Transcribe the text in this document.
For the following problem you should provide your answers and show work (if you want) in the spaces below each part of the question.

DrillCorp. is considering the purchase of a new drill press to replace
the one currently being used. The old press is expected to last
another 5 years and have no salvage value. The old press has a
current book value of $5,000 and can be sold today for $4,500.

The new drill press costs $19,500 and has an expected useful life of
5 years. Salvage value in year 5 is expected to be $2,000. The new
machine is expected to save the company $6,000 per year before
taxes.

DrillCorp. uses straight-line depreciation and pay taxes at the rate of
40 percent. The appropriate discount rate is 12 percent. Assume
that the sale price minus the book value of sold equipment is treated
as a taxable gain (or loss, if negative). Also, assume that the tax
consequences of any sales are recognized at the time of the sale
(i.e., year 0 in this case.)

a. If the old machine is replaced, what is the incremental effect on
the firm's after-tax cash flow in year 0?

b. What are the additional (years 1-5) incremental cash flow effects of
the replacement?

▬▬▬▬▬▬

• **TASK TO COMPLETE**:
Recopy the entries above exactly, with every line included.

• **THE OUTPUT**:
Transcribe the text in this document.
For the following problem you should provide your answers and show work (if you want) in the spaces below each part of the question.

DrillCorp. is considering the purchase of a new drill press to replace
the one currently being used. The old press is expected to last
another 5 years and have no salvage value. The old press has a
current book value of $5,000 and can be sold today for $4,500.

The new drill press costs $19,500 and has an expected useful life of
5 years. Salvage value in year 5 is expected to be $2,000. The new
machine is expected to save the company $6,000 per year before
taxes.

DrillCorp. uses straight-line depreciation and pay taxes at the rate of
40 percent. The appropriate discount rate is 12 percent. Assume
that the sale price minus the book value of sold equipment is treated
as a taxable gain (or loss, if negative). Also, assume that the tax
consequences of any sales are recognized at the time of the sale
(i.e., year 0 in this case.)

a. If the old machine is replaced, what is the incremental effect on
the firm's after-tax cash flow in year 0?

b. What are the additional (years 1-5) incremental cash flow effects of
the replacement?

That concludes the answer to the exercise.